> **EXERCISE INSTRUCTIONS**
Look for "title" in the listing below. Gather each line that contains it.

> **Figure dataset records**
================

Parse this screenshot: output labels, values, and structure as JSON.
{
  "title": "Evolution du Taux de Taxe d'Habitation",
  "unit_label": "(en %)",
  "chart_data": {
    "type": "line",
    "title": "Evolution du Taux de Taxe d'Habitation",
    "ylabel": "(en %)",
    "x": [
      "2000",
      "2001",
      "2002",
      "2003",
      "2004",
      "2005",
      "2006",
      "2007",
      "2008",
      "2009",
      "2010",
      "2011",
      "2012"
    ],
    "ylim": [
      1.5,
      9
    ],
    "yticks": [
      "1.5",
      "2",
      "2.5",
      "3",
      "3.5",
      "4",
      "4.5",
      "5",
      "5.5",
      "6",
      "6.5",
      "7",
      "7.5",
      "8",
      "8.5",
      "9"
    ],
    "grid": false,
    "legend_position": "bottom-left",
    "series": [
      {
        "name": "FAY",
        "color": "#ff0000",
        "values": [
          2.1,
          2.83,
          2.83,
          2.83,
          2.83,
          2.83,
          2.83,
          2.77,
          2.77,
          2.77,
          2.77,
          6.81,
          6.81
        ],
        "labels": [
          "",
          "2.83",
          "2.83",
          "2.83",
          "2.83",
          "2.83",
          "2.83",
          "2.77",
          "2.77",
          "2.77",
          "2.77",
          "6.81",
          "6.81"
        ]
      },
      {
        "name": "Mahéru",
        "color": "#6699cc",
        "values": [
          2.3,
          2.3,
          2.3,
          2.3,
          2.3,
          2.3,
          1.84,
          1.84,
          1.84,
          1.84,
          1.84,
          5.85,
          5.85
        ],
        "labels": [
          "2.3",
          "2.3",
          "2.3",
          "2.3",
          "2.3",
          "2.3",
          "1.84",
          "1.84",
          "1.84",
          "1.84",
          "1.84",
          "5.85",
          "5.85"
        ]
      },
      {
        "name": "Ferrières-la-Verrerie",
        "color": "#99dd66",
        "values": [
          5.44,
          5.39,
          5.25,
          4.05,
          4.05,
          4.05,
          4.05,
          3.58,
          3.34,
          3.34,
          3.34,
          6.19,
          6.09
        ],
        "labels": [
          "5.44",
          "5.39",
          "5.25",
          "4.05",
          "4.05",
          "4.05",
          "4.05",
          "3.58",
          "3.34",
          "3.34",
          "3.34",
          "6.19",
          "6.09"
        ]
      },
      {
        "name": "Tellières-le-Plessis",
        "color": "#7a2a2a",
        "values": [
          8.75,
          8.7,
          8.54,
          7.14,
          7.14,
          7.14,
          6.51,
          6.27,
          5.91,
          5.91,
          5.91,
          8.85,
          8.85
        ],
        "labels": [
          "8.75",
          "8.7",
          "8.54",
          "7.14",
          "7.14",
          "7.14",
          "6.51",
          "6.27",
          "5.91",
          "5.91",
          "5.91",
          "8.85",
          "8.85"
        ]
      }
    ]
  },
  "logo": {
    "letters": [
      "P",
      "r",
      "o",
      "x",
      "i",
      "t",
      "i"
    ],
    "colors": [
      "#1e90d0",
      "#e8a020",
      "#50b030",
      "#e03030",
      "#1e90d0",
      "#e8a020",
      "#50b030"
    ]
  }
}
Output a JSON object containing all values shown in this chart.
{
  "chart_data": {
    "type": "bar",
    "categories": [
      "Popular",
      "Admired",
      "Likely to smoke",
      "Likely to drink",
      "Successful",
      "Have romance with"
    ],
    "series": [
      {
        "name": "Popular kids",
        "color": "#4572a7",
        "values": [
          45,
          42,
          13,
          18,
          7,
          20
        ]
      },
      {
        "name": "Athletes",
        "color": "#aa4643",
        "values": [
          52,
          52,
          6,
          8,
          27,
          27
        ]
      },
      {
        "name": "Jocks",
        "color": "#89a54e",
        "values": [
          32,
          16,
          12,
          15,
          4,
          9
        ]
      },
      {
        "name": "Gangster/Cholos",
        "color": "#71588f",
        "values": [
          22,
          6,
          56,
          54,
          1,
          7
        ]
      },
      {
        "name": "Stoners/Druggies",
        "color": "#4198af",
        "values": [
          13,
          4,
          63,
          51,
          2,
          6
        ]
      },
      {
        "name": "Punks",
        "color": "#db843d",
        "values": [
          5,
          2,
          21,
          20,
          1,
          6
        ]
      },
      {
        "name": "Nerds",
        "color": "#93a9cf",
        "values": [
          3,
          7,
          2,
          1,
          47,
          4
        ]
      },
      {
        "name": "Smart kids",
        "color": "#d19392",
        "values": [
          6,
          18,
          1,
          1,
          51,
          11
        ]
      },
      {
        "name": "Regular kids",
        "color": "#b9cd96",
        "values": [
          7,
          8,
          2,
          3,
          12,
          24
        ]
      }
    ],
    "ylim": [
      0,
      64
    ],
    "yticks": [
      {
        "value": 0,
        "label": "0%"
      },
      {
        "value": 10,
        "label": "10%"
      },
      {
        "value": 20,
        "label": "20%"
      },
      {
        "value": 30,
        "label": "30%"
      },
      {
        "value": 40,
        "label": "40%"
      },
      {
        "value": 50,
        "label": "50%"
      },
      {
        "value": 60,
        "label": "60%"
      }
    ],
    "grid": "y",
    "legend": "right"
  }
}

================

> **OUTPUT FOR THIS TASK**
  "title": "Evolution du Taux de Taxe d'Habitation",
    "title": "Evolution du Taux de Taxe d'Habitation",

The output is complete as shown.